■ Data to use
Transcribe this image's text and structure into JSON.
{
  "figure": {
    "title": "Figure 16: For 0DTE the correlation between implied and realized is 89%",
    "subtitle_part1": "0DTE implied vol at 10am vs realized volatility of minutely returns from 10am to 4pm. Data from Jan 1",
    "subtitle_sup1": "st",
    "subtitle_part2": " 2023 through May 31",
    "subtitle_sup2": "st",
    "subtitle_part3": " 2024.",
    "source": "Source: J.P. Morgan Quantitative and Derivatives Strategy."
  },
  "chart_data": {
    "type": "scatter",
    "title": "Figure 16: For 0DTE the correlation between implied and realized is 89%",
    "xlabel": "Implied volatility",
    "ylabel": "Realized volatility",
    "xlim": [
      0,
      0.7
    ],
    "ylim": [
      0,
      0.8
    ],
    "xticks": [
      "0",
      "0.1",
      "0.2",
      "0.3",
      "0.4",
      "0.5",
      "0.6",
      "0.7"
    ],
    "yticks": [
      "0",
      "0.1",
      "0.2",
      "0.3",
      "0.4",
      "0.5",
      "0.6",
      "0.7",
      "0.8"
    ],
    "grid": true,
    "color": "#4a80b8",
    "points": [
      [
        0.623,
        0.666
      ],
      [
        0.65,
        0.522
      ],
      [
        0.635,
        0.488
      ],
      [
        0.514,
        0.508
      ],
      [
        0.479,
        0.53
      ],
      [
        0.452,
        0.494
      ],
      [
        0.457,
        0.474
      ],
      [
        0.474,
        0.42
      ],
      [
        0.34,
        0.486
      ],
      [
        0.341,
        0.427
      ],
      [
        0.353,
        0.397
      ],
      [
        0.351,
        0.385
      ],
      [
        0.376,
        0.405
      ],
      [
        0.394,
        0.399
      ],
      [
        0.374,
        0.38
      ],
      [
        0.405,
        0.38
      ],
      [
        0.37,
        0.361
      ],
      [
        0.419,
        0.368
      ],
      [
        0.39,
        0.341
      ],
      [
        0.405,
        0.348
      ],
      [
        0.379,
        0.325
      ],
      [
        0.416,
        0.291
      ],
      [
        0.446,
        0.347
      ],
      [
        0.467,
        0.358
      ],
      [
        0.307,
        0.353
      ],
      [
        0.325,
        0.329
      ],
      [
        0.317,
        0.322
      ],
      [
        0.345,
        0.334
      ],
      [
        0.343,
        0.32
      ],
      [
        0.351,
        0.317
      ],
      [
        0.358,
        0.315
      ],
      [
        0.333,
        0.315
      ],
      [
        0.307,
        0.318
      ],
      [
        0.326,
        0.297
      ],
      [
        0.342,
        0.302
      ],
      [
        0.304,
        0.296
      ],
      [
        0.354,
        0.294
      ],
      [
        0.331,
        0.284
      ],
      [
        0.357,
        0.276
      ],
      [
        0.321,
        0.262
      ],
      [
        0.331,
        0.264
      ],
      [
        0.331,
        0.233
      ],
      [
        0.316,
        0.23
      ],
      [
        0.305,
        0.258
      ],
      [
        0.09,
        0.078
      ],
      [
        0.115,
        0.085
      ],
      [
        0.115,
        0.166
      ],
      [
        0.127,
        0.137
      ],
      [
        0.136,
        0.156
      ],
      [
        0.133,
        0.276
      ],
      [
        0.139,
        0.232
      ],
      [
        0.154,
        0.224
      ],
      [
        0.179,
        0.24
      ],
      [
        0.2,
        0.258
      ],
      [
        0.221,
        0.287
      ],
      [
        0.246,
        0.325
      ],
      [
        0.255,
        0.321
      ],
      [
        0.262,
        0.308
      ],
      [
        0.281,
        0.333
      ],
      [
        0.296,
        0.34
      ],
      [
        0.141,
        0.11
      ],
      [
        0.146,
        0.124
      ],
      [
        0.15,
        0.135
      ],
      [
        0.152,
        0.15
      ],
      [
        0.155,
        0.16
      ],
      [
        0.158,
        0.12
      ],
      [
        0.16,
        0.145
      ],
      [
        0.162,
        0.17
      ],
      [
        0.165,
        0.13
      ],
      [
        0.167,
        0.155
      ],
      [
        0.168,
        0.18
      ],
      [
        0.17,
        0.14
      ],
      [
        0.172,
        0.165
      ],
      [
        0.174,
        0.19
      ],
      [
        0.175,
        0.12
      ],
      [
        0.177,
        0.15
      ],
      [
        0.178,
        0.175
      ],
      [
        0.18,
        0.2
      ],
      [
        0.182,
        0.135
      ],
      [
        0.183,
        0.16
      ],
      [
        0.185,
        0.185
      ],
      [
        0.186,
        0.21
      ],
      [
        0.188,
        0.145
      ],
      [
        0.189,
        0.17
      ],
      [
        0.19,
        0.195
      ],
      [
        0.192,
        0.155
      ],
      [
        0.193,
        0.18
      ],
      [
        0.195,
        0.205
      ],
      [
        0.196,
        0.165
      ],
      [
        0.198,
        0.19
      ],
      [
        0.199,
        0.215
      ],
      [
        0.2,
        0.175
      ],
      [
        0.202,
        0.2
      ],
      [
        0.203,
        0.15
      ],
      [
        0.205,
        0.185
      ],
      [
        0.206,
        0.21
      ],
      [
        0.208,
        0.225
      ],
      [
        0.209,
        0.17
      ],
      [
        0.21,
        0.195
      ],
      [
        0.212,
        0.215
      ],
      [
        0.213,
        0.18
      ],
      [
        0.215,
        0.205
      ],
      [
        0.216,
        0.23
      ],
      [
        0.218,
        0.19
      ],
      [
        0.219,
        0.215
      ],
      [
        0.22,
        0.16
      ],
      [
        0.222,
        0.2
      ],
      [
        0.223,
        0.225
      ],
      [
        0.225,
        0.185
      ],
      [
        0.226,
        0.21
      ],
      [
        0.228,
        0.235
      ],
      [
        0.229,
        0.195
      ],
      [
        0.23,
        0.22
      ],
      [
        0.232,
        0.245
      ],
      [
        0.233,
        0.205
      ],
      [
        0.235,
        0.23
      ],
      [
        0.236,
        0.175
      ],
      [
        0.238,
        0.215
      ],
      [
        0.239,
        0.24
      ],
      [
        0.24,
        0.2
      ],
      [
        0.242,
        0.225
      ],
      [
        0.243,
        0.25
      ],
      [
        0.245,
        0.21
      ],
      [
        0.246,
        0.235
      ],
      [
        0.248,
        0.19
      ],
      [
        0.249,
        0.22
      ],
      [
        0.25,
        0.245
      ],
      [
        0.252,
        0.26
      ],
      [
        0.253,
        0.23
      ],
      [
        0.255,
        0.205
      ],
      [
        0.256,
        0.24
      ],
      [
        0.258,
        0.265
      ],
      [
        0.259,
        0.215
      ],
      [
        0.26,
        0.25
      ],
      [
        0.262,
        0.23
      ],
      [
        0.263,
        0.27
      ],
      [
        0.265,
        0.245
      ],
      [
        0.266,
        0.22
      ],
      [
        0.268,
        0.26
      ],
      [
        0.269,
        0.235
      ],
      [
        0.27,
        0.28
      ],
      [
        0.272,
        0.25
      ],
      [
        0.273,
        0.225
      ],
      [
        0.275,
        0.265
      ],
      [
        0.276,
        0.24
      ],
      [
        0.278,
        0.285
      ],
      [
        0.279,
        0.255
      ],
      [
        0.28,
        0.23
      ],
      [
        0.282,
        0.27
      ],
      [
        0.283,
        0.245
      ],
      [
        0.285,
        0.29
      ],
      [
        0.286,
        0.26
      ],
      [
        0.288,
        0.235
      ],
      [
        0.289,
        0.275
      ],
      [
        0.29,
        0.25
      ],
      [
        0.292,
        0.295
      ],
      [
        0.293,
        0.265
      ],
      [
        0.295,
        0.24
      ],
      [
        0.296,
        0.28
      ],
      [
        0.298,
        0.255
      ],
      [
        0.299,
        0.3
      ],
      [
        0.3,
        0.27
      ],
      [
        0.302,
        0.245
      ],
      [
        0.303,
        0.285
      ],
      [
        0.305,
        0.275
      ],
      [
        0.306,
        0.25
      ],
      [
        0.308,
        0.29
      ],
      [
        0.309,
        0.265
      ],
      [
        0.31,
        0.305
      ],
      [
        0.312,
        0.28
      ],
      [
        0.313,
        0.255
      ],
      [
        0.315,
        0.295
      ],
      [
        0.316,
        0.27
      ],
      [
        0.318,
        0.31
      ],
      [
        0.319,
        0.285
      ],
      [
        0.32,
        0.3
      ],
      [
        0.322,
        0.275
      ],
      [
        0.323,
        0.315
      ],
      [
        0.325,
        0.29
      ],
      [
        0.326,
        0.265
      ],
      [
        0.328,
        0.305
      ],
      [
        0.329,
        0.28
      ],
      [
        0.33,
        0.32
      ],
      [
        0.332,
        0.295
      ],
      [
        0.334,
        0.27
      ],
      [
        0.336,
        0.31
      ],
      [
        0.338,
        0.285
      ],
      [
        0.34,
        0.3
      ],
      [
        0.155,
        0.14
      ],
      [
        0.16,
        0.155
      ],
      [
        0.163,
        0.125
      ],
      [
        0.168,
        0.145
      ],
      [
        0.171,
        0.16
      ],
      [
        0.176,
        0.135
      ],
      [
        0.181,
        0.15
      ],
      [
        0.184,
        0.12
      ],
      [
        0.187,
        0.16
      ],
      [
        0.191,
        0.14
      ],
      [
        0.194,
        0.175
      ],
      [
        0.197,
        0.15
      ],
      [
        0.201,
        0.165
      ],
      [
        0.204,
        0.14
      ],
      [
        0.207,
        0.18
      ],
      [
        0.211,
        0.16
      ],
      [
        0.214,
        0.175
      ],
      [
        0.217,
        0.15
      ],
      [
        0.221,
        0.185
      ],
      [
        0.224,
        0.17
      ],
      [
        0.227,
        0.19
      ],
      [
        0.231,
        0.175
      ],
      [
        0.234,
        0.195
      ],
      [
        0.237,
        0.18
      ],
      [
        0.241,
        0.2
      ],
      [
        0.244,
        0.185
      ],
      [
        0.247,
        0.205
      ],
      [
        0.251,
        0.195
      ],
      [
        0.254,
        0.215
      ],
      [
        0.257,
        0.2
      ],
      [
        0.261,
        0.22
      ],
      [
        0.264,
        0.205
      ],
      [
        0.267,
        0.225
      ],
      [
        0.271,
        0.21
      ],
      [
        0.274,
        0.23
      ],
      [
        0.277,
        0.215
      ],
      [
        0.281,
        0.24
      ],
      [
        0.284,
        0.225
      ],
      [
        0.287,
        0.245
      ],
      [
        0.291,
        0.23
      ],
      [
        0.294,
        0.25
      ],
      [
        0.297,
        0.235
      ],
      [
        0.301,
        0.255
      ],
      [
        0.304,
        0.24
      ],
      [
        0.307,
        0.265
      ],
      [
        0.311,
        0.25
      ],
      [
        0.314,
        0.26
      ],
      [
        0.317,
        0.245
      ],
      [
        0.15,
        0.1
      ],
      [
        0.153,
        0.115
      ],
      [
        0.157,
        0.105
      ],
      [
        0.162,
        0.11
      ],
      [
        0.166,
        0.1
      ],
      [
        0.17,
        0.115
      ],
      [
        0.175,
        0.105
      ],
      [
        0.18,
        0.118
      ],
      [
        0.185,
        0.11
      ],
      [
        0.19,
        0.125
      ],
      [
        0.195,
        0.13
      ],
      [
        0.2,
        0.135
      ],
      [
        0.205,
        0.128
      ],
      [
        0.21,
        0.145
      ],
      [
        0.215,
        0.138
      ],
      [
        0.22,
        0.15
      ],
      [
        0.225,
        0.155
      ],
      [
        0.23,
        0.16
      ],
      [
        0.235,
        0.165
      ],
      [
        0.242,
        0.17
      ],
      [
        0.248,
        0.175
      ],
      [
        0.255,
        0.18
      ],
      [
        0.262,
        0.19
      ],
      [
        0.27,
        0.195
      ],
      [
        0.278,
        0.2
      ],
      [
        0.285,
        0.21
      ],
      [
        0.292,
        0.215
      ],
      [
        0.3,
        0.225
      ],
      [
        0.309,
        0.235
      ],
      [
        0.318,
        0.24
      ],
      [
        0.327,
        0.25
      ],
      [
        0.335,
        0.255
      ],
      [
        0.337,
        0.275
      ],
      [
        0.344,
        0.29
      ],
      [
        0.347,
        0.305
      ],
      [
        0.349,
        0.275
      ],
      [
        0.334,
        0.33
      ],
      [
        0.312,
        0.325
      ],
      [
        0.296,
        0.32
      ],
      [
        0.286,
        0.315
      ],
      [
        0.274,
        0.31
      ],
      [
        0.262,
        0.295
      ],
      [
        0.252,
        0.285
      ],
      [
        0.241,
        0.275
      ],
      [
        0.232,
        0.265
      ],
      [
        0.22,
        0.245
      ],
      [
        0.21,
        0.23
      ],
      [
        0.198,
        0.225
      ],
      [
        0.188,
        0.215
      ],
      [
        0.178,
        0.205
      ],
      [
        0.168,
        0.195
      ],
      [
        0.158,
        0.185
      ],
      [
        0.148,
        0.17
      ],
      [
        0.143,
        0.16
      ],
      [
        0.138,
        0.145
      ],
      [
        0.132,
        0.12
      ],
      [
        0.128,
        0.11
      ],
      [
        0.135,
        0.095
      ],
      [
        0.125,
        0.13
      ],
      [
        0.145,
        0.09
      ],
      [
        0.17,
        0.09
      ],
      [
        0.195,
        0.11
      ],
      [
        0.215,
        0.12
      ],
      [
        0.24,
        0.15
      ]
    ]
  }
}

■ Request
Filter out all lines lacking the word "volatility" and copy the rest.

■ Answer in full
    "subtitle_part1": "0DTE implied vol at 10am vs realized volatility of minutely returns from 10am to 4pm. Data from Jan 1",
    "xlabel": "Implied volatility",
    "ylabel": "Realized volatility",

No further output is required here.